**DATA SECTION**
=-=-=
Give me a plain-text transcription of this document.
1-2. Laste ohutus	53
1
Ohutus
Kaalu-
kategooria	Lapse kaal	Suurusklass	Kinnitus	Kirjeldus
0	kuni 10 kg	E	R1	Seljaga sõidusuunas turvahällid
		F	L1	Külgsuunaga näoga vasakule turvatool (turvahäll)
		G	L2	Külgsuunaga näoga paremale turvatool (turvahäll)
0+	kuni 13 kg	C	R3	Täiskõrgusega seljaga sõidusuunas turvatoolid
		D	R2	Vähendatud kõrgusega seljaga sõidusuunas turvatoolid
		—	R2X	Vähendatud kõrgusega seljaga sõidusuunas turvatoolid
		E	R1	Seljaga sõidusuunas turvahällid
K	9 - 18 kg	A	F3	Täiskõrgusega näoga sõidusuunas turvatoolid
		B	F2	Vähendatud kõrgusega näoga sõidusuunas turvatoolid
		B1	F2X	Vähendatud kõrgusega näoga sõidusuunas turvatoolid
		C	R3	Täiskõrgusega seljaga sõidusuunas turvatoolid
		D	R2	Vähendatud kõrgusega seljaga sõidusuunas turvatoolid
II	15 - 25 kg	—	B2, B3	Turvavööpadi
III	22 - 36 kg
=-=-=
**TASK PROMPT**
Transcribe every entry word for word.

**SOLUTION**
Give me a plain-text transcription of this document.
1-2. Laste ohutus	53
1
Ohutus
Kaalu-
kategooria	Lapse kaal	Suurusklass	Kinnitus	Kirjeldus
0	kuni 10 kg	E	R1	Seljaga sõidusuunas turvahällid
		F	L1	Külgsuunaga näoga vasakule turvatool (turvahäll)
		G	L2	Külgsuunaga näoga paremale turvatool (turvahäll)
0+	kuni 13 kg	C	R3	Täiskõrgusega seljaga sõidusuunas turvatoolid
		D	R2	Vähendatud kõrgusega seljaga sõidusuunas turvatoolid
		—	R2X	Vähendatud kõrgusega seljaga sõidusuunas turvatoolid
		E	R1	Seljaga sõidusuunas turvahällid
K	9 - 18 kg	A	F3	Täiskõrgusega näoga sõidusuunas turvatoolid
		B	F2	Vähendatud kõrgusega näoga sõidusuunas turvatoolid
		B1	F2X	Vähendatud kõrgusega näoga sõidusuunas turvatoolid
		C	R3	Täiskõrgusega seljaga sõidusuunas turvatoolid
		D	R2	Vähendatud kõrgusega seljaga sõidusuunas turvatoolid
II	15 - 25 kg	—	B2, B3	Turvavööpadi
III	22 - 36 kg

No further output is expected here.